### [Stated goal]
The entries below are to be transcribed in full, without their images.

### [Stored rows]
** start **

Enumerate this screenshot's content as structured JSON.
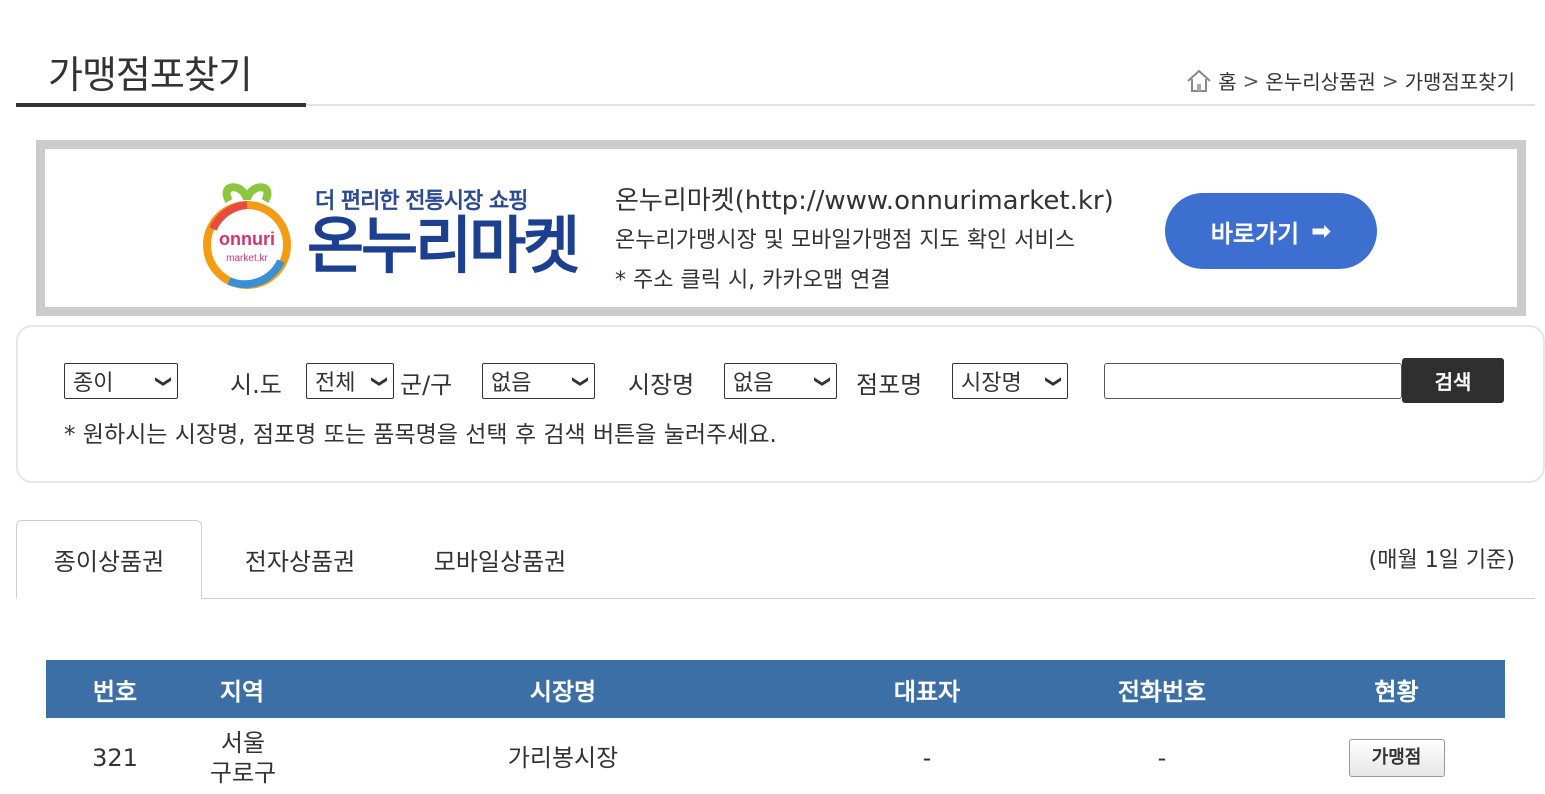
{
  "page": {
    "title": "가맹점포찾기",
    "breadcrumb": [
      "홈",
      "온누리상품권",
      "가맹점포찾기"
    ],
    "breadcrumb_sep": ">"
  },
  "banner": {
    "tagline": "더 편리한 전통시장 쇼핑",
    "brand": "온누리마켓",
    "logo_text_1": "onnuri",
    "logo_text_2": "market.kr",
    "line1": "온누리마켓(http://www.onnurimarket.kr)",
    "line2": "온누리가맹시장 및 모바일가맹점 지도 확인 서비스",
    "line3": "* 주소 클릭 시, 카카오맵 연결",
    "button_label": "바로가기",
    "button_arrow": "➡"
  },
  "search": {
    "type_value": "종이",
    "sido_label": "시.도",
    "sido_value": "전체",
    "gungu_label": "군/구",
    "gungu_value": "없음",
    "market_label": "시장명",
    "market_value": "없음",
    "store_label": "점포명",
    "store_value": "시장명",
    "keyword_value": "",
    "button_label": "검색",
    "note": "* 원하시는 시장명, 점포명 또는 품목명을 선택 후 검색 버튼을 눌러주세요."
  },
  "tabs": {
    "items": [
      {
        "label": "종이상품권",
        "active": true
      },
      {
        "label": "전자상품권",
        "active": false
      },
      {
        "label": "모바일상품권",
        "active": false
      }
    ],
    "note": "(매월 1일 기준)"
  },
  "table": {
    "headers": [
      "번호",
      "지역",
      "시장명",
      "대표자",
      "전화번호",
      "현황"
    ],
    "rows": [
      {
        "no": "321",
        "region": "서울 구로구",
        "market": "가리봉시장",
        "owner": "-",
        "phone": "-",
        "status": "가맹점"
      }
    ]
  },
  "colors": {
    "header_bg": "#3b6fa6",
    "banner_button": "#3d6fd1",
    "brand_blue": "#1d3f8f",
    "search_button": "#2f2f2f"
  }
}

** end **

### [Answer to this task]
Enumerate this screenshot's content as structured JSON.
{
  "page": {
    "title": "가맹점포찾기",
    "breadcrumb": [
      "홈",
      "온누리상품권",
      "가맹점포찾기"
    ],
    "breadcrumb_sep": ">"
  },
  "banner": {
    "tagline": "더 편리한 전통시장 쇼핑",
    "brand": "온누리마켓",
    "logo_text_1": "onnuri",
    "logo_text_2": "market.kr",
    "line1": "온누리마켓(http://www.onnurimarket.kr)",
    "line2": "온누리가맹시장 및 모바일가맹점 지도 확인 서비스",
    "line3": "* 주소 클릭 시, 카카오맵 연결",
    "button_label": "바로가기",
    "button_arrow": "➡"
  },
  "search": {
    "type_value": "종이",
    "sido_label": "시.도",
    "sido_value": "전체",
    "gungu_label": "군/구",
    "gungu_value": "없음",
    "market_label": "시장명",
    "market_value": "없음",
    "store_label": "점포명",
    "store_value": "시장명",
    "keyword_value": "",
    "button_label": "검색",
    "note": "* 원하시는 시장명, 점포명 또는 품목명을 선택 후 검색 버튼을 눌러주세요."
  },
  "tabs": {
    "items": [
      {
        "label": "종이상품권",
        "active": true
      },
      {
        "label": "전자상품권",
        "active": false
      },
      {
        "label": "모바일상품권",
        "active": false
      }
    ],
    "note": "(매월 1일 기준)"
  },
  "table": {
    "headers": [
      "번호",
      "지역",
      "시장명",
      "대표자",
      "전화번호",
      "현황"
    ],
    "rows": [
      {
        "no": "321",
        "region": "서울 구로구",
        "market": "가리봉시장",
        "owner": "-",
        "phone": "-",
        "status": "가맹점"
      }
    ]
  },
  "colors": {
    "header_bg": "#3b6fa6",
    "banner_button": "#3d6fd1",
    "brand_blue": "#1d3f8f",
    "search_button": "#2f2f2f"
  }
}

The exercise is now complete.